GOAL - Wherever the word "Juan" appears in the entries, copy the whole line.

INPUT FOR THIS TASK -
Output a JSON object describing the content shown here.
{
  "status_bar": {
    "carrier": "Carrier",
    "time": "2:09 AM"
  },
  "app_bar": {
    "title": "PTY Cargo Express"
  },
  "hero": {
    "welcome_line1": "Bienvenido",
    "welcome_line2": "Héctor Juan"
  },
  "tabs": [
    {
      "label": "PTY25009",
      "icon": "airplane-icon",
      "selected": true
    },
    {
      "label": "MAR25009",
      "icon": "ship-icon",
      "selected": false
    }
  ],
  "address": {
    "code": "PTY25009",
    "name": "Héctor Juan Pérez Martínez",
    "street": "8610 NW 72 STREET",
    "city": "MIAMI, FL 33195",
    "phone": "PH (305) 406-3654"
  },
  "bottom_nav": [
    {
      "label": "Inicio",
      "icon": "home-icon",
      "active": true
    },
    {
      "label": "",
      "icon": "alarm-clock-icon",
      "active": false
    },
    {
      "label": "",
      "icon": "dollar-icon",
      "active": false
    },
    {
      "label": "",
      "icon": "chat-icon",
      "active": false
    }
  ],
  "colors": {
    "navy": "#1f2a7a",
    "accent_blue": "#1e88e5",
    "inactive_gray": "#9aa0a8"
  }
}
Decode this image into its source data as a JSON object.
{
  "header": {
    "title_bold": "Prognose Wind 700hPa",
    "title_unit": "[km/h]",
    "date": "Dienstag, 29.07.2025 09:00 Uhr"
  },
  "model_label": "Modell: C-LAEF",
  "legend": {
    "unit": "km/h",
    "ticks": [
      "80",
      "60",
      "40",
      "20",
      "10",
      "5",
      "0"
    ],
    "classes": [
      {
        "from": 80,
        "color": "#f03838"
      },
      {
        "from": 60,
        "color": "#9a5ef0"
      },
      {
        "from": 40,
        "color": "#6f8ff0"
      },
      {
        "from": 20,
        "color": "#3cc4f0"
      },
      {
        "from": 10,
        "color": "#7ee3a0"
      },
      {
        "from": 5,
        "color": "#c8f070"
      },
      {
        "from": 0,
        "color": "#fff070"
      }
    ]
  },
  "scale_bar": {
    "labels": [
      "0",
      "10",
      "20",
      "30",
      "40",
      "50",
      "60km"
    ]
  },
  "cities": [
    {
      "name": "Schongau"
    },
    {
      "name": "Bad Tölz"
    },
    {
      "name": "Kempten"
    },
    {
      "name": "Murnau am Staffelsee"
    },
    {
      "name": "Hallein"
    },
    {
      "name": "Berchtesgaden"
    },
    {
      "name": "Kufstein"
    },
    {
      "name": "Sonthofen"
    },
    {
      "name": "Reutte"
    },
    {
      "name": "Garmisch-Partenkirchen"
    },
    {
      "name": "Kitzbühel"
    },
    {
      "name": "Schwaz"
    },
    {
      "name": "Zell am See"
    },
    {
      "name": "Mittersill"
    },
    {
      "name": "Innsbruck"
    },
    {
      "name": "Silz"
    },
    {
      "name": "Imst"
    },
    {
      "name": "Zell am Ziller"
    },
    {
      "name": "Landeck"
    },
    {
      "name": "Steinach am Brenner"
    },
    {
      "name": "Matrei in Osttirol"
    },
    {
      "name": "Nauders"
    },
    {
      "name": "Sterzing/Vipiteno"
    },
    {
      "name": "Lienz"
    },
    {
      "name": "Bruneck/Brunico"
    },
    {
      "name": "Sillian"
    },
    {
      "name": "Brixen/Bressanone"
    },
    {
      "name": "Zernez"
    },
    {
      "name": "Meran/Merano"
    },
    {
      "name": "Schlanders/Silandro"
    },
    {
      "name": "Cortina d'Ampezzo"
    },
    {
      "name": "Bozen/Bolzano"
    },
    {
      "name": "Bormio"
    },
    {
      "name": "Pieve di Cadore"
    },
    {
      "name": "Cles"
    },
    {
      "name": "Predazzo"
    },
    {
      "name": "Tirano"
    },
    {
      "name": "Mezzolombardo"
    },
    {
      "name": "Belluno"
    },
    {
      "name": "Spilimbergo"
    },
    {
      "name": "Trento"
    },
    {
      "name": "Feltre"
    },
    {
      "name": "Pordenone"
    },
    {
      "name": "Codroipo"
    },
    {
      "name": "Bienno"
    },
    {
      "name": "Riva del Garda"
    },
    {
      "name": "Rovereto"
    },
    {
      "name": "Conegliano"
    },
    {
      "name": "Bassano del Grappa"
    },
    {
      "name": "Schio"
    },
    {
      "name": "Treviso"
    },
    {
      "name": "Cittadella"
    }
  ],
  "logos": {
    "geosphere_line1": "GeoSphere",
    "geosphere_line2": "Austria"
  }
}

REPLY -
    "welcome_line2": "Héctor Juan"
    "name": "Héctor Juan Pérez Martínez",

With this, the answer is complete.